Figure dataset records
-*-

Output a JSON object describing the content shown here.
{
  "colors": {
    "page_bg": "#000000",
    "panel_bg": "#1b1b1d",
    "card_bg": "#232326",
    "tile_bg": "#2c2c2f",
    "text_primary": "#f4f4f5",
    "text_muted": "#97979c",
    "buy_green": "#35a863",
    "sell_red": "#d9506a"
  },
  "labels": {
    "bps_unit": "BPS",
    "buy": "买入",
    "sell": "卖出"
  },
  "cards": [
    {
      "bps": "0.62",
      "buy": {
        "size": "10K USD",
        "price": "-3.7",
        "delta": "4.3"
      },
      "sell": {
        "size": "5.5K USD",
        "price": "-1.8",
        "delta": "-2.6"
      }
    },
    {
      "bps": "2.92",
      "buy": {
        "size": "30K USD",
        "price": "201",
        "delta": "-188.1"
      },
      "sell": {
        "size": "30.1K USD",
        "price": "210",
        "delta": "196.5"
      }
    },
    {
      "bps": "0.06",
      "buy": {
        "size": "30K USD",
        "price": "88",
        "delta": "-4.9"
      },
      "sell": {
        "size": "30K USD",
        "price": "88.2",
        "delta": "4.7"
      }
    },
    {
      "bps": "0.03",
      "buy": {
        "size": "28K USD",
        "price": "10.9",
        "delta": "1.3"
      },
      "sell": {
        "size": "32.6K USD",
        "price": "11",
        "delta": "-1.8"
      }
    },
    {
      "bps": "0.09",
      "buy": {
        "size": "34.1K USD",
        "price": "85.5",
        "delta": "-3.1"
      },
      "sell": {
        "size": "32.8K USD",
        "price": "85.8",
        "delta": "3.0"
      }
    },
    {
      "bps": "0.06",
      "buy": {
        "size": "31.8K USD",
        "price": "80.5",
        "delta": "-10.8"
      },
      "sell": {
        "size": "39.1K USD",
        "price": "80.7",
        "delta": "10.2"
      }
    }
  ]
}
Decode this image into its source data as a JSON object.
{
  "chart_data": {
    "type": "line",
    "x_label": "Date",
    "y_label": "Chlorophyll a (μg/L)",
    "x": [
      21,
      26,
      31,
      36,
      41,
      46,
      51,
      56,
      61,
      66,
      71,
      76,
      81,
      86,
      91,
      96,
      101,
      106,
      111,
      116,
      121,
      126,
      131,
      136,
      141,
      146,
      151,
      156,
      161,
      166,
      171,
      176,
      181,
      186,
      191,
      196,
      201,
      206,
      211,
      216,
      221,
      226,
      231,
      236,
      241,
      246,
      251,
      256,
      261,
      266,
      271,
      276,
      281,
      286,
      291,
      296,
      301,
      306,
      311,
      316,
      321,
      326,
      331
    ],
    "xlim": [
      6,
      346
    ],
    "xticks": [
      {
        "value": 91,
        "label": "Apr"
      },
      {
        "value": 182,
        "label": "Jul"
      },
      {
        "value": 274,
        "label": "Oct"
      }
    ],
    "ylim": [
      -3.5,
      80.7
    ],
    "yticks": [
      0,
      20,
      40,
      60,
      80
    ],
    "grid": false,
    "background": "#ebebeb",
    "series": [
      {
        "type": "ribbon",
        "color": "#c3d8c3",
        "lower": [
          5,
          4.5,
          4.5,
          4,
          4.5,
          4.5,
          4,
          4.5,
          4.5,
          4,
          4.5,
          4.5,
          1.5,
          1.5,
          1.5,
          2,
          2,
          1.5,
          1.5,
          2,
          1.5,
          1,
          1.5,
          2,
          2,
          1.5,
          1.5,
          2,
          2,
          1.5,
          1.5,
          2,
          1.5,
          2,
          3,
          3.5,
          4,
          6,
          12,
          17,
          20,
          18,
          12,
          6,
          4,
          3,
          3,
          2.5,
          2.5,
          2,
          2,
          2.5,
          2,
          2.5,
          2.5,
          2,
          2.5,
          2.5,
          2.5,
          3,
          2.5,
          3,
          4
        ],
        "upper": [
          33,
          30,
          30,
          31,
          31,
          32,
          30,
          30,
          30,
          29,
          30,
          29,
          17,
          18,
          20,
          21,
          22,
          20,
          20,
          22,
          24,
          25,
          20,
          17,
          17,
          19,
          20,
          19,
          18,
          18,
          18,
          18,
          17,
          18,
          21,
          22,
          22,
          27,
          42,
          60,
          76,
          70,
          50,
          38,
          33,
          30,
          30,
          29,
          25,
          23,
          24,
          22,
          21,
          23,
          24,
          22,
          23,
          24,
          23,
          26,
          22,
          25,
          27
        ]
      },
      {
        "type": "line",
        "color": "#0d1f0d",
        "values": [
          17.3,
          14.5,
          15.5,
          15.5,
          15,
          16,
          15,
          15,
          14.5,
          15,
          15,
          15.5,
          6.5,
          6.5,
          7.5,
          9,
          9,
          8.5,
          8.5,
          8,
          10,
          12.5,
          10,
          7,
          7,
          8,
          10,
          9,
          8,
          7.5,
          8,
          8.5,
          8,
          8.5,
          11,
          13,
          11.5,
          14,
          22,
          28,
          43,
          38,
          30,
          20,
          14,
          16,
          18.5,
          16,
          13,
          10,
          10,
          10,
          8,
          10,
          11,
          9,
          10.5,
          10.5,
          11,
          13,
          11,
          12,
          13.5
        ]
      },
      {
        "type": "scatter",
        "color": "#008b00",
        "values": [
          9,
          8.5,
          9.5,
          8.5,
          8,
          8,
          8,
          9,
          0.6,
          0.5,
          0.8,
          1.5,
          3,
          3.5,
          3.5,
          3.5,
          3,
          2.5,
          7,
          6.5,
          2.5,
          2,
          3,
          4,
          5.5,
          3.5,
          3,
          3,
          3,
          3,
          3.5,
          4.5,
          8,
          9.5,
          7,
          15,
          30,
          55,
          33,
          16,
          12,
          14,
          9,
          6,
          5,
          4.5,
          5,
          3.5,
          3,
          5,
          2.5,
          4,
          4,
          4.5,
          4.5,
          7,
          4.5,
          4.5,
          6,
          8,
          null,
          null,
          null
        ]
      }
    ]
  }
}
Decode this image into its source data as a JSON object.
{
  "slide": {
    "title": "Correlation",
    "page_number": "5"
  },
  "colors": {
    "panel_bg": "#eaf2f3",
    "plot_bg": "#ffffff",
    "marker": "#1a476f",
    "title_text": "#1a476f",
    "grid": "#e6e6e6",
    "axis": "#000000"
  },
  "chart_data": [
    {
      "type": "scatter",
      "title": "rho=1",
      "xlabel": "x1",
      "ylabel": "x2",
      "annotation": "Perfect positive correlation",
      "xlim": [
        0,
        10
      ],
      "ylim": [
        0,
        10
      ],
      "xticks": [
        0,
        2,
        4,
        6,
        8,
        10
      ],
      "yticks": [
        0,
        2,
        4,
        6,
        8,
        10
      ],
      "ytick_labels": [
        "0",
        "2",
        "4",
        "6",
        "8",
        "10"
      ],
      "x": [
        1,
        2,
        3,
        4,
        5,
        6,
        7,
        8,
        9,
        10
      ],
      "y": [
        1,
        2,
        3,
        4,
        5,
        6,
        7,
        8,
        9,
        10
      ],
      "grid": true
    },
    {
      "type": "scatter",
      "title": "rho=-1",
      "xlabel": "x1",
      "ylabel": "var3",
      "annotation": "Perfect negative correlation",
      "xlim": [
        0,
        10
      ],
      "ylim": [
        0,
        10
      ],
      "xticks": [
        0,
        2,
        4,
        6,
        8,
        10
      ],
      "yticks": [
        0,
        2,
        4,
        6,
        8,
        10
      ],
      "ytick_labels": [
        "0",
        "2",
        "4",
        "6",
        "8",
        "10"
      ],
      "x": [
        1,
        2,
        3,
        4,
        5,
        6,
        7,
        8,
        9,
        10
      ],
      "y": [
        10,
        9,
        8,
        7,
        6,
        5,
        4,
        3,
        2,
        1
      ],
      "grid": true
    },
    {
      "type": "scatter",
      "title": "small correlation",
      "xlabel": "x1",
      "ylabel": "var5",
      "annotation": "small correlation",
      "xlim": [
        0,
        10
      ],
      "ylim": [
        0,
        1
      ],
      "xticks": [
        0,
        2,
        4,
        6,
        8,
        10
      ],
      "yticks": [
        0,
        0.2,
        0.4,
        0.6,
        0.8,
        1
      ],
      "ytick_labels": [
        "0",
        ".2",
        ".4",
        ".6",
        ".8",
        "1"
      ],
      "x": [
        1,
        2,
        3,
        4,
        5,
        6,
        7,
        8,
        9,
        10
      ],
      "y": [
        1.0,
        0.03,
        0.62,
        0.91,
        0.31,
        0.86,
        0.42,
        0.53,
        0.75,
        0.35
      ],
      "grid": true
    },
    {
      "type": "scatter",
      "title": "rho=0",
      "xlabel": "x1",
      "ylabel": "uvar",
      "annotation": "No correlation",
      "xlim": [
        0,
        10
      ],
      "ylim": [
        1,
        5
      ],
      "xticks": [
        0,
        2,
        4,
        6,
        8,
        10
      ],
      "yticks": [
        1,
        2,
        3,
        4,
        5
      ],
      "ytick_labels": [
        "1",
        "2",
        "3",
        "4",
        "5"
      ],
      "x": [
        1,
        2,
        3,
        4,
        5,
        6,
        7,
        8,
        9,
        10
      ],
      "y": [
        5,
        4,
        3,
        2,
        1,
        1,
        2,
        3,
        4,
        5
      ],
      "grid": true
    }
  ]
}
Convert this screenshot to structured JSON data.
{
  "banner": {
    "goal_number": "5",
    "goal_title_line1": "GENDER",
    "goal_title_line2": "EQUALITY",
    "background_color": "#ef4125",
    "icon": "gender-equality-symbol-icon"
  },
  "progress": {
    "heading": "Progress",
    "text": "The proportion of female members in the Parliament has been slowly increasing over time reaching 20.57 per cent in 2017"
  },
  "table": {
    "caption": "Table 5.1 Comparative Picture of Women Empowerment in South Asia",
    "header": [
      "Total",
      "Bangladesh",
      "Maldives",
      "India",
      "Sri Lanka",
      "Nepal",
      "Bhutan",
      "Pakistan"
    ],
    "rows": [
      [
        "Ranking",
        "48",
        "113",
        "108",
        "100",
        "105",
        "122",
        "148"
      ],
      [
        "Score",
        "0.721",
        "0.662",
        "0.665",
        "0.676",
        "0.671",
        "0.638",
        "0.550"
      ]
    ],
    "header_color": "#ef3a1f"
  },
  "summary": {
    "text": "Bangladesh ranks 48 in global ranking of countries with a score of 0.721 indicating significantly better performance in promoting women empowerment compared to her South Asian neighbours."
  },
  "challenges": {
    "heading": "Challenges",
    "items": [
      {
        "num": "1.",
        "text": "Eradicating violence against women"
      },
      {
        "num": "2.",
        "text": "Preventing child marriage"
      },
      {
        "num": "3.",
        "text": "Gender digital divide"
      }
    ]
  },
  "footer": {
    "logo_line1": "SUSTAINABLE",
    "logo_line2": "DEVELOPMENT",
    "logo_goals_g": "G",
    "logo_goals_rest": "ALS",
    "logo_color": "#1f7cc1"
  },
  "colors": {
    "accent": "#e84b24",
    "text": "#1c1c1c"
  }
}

-*-

PROBLEM TO SOLVE -
In how many lines does the word "Perfect" appear? Respond with the number alone.

THE RESULT -
2